Task inputs:

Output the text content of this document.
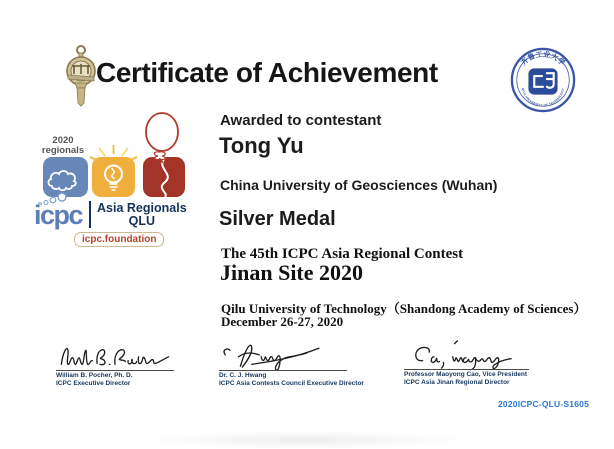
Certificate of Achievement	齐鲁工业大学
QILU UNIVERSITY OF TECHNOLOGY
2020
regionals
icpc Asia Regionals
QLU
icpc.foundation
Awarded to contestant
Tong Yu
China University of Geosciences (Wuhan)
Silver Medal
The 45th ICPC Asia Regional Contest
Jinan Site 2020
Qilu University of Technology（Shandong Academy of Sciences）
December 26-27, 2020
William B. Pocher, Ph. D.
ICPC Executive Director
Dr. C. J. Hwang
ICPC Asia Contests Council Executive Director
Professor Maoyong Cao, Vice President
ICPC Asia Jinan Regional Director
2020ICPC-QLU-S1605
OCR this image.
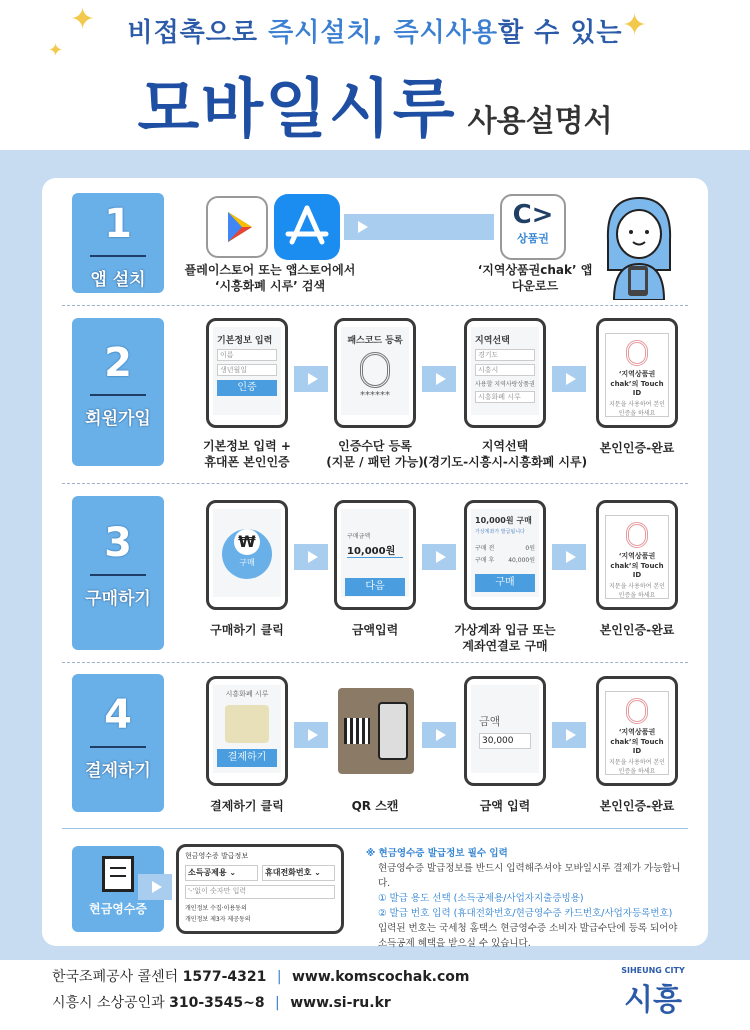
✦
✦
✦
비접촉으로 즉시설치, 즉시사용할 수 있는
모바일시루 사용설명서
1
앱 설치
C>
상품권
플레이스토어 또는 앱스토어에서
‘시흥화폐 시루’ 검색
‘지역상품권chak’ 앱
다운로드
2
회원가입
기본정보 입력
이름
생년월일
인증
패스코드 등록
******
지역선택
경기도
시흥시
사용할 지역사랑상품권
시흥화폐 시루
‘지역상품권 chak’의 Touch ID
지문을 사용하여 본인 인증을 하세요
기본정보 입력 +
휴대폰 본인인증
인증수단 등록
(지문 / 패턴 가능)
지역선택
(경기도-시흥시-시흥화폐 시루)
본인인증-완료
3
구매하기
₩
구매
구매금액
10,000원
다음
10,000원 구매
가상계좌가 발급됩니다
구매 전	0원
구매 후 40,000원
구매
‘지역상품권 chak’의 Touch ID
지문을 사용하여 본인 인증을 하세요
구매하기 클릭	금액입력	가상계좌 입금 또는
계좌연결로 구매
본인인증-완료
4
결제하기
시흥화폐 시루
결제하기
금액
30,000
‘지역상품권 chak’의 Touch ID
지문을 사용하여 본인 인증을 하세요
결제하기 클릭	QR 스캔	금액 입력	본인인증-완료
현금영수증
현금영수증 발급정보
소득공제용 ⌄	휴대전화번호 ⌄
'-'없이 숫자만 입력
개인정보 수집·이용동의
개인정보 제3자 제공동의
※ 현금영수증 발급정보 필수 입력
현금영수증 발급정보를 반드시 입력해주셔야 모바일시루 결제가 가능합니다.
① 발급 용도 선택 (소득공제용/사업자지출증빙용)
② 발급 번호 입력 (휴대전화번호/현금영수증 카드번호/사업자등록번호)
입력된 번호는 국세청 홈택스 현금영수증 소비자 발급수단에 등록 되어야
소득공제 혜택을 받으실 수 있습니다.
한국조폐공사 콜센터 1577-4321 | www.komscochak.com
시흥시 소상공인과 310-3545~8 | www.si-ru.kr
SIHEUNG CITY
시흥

Task: Tally how many lines of the material contain the word "휴대전화번호". The answer must be the number and nothing else.

Answer to the task: 2